### The input ###
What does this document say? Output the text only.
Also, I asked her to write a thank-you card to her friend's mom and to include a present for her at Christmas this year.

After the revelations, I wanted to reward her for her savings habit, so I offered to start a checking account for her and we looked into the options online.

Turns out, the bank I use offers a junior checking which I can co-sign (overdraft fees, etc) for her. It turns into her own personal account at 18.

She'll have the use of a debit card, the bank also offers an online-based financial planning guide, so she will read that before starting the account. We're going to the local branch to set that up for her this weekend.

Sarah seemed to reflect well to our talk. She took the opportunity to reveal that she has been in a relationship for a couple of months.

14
###
Exercise description
Copy each record from above without leaving any out.

Task output
What does this document say? Output the text only.
Also, I asked her to write a thank-you card to her friend's mom and to include a present for her at Christmas this year.

After the revelations, I wanted to reward her for her savings habit, so I offered to start a checking account for her and we looked into the options online.

Turns out, the bank I use offers a junior checking which I can co-sign (overdraft fees, etc) for her. It turns into her own personal account at 18.

She'll have the use of a debit card, the bank also offers an online-based financial planning guide, so she will read that before starting the account. We're going to the local branch to set that up for her this weekend.

Sarah seemed to reflect well to our talk. She took the opportunity to reveal that she has been in a relationship for a couple of months.

14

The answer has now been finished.